Task description: Write out, in the same form, the lines in the items below from the line containing "y-tick-label: 1000 — [383, 146, 403, 156]" up to and including the line containing "chart-title: 速度z方向动态图 — [431, 10, 506, 23]".

Data to use:
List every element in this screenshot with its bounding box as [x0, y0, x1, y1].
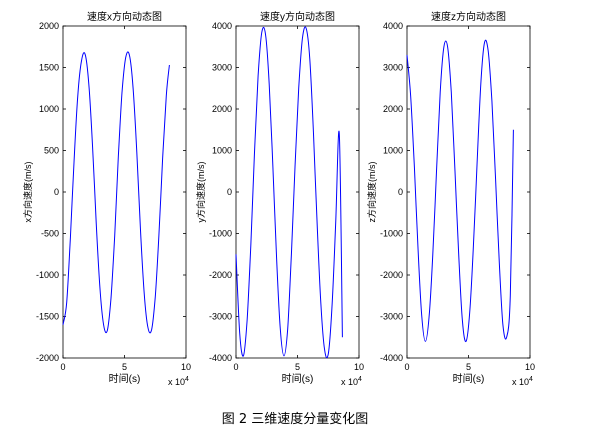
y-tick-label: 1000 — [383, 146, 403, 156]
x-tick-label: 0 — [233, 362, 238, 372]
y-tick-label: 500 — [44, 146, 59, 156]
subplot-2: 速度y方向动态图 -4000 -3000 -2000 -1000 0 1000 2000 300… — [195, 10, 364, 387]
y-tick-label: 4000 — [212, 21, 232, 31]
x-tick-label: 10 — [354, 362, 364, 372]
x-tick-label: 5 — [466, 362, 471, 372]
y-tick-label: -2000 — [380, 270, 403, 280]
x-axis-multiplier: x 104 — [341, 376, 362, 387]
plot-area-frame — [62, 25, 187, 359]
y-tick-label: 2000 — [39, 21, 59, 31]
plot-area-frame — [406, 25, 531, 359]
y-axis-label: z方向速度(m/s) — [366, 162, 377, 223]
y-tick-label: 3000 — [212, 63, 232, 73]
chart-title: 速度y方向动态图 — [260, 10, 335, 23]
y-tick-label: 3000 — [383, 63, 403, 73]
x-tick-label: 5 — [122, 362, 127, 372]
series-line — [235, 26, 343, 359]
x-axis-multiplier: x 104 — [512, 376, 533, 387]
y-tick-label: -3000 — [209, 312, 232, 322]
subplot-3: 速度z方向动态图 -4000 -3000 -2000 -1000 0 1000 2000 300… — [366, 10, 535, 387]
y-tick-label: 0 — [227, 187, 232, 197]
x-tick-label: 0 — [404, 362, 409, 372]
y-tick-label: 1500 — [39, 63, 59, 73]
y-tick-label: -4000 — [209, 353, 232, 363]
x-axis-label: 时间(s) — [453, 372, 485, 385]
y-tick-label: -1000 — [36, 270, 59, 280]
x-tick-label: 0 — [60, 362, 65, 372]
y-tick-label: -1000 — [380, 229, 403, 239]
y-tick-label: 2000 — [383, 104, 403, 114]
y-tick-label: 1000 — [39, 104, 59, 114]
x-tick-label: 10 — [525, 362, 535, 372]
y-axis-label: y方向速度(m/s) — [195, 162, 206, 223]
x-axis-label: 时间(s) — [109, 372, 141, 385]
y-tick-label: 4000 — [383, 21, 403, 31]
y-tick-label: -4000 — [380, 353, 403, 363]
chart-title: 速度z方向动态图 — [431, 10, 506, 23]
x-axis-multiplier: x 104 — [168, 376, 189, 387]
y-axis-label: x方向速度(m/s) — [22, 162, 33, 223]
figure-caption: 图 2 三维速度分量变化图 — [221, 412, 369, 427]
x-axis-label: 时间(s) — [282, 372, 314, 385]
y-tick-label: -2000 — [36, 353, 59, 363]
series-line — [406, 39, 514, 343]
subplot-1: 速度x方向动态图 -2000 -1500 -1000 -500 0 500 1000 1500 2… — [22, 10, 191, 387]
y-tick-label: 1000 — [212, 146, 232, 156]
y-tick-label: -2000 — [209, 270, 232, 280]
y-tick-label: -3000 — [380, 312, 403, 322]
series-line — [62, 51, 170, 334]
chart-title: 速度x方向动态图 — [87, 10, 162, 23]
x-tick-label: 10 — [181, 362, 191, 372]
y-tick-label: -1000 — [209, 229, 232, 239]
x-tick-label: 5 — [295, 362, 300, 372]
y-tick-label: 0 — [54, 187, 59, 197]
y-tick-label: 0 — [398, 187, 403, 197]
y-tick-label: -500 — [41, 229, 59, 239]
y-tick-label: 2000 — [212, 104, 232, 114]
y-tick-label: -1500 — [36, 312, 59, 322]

Full response:
y-tick-label: 1000 — [383, 146, 403, 156]
x-tick-label: 0 — [233, 362, 238, 372]
y-tick-label: 500 — [44, 146, 59, 156]
subplot-2: 速度y方向动态图 -4000 -3000 -2000 -1000 0 1000 2000 300… — [195, 10, 364, 387]
y-tick-label: 4000 — [212, 21, 232, 31]
x-tick-label: 10 — [354, 362, 364, 372]
x-tick-label: 5 — [466, 362, 471, 372]
y-tick-label: -2000 — [380, 270, 403, 280]
x-axis-multiplier: x 104 — [341, 376, 362, 387]
plot-area-frame — [62, 25, 187, 359]
y-tick-label: 2000 — [39, 21, 59, 31]
plot-area-frame — [406, 25, 531, 359]
y-axis-label: z方向速度(m/s) — [366, 162, 377, 223]
y-tick-label: 3000 — [212, 63, 232, 73]
chart-title: 速度y方向动态图 — [260, 10, 335, 23]
y-tick-label: 3000 — [383, 63, 403, 73]
x-tick-label: 5 — [122, 362, 127, 372]
series-line — [235, 26, 343, 359]
x-axis-multiplier: x 104 — [512, 376, 533, 387]
y-tick-label: -3000 — [209, 312, 232, 322]
subplot-3: 速度z方向动态图 -4000 -3000 -2000 -1000 0 1000 2000 300… — [366, 10, 535, 387]
y-tick-label: 0 — [227, 187, 232, 197]
x-tick-label: 0 — [404, 362, 409, 372]
y-tick-label: 1500 — [39, 63, 59, 73]
y-tick-label: -4000 — [209, 353, 232, 363]
x-axis-label: 时间(s) — [453, 372, 485, 385]
y-tick-label: -1000 — [36, 270, 59, 280]
x-tick-label: 0 — [60, 362, 65, 372]
y-tick-label: -1000 — [380, 229, 403, 239]
y-tick-label: 2000 — [383, 104, 403, 114]
y-tick-label: 1000 — [39, 104, 59, 114]
x-tick-label: 10 — [525, 362, 535, 372]
y-axis-label: y方向速度(m/s) — [195, 162, 206, 223]
x-axis-label: 时间(s) — [109, 372, 141, 385]
y-tick-label: 4000 — [383, 21, 403, 31]
y-tick-label: -4000 — [380, 353, 403, 363]
chart-title: 速度z方向动态图 — [431, 10, 506, 23]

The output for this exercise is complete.